04/10/2008

UN PARADIS pour les anglais et pour les autres

ILE DE MAN

Battue par les vagues de la mer d’Irlande, à une centaine de kilomètres du nord de l’Angleterre, l’île de Man est un des trésors cachés de Grande-Bretagne.

Ce sont les artistes victoriens du nordouest de l’Angleterre qui découvrirent ses beautés naturelles. Ils mirent le cap sur cette île longue de 55 km et large de 22 km, pour aborder dans une baie baptisée Douglas Bay. Ceux qui, aujourd’hui, dans le sillage de la communauté victorienne, prennent le ferry conventionnel pour rallier l’île (un peu moins de 3 heures à partir de Liverpool), voient, tels les écueils des sculptures victoriennes, surgir devant eux les rangées de maisons blanches.

- Liste des consignes:
[1] Selon le texte sur l'île de Man, quelles sont la longueur et la largeur de l'île ?
[2] Prolongez le texte sur l'île de Man à partir de sa dernière phrase.
Les entrées ci-après forment un matériau indépendant du texte sur l'île de Man.

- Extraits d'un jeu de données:
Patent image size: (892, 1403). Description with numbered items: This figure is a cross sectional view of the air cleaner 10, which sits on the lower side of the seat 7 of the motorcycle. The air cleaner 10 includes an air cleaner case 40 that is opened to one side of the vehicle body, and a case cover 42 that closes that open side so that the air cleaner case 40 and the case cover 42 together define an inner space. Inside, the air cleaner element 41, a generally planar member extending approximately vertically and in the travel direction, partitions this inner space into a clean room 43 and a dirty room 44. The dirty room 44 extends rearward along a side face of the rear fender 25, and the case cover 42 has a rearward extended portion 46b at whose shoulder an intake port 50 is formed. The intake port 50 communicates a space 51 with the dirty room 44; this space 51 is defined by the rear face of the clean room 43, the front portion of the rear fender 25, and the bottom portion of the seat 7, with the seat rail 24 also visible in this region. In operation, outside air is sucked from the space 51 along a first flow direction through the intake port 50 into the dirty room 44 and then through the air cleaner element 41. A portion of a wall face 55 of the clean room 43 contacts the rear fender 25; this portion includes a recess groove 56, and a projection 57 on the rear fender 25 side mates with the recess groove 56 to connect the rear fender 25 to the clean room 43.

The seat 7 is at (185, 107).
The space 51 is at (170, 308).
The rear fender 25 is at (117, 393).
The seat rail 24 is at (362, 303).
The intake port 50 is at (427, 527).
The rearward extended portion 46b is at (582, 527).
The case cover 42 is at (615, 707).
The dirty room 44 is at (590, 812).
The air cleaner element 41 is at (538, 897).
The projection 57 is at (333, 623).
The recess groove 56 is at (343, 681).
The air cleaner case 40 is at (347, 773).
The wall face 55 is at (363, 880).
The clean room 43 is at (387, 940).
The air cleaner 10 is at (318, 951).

- Réponses successives:
[1] L'île est longue de 55 km et large de 22 km.

[2]
Le front de mer de Douglas Bay offre au regard un long festival de façades et d’encorbellements séparé de la mer par une large et belle promenade, éclairée le soir par des ampoules multicolores. En demicercle, à l’arrière des façades brillantes, se dressent de vertes collines émaillées de champs de cailloux blancs et gris, et parsemées de bandes de bruyères mauves et jaune vif. 

Les jours de grand soleil, la baie se pare du même bleu azur que la mer Méditerranée et l’on pourrait croire alors que Man est une île du Sud qui, déboussolée, fait voile vers le Nord – ce Nord d’où vinrent ses premiers découvreurs, avec à la barre le dieu marin Manannan Mac Lir, la divinité légendaire qui préserve Man de tous les malheurs possibles. On raconte qu’en 1075, par une nuit sans nuages, le roi norvégien Orry mit le cap sur l’île, en réglant sa navigation sur la route GPS que lui dictait la Voie lactée. “Là est ma voie”, aurait-il lancé, en montrant les cieux étoilés, “le chemin qui va de mon pays à cet endroit”.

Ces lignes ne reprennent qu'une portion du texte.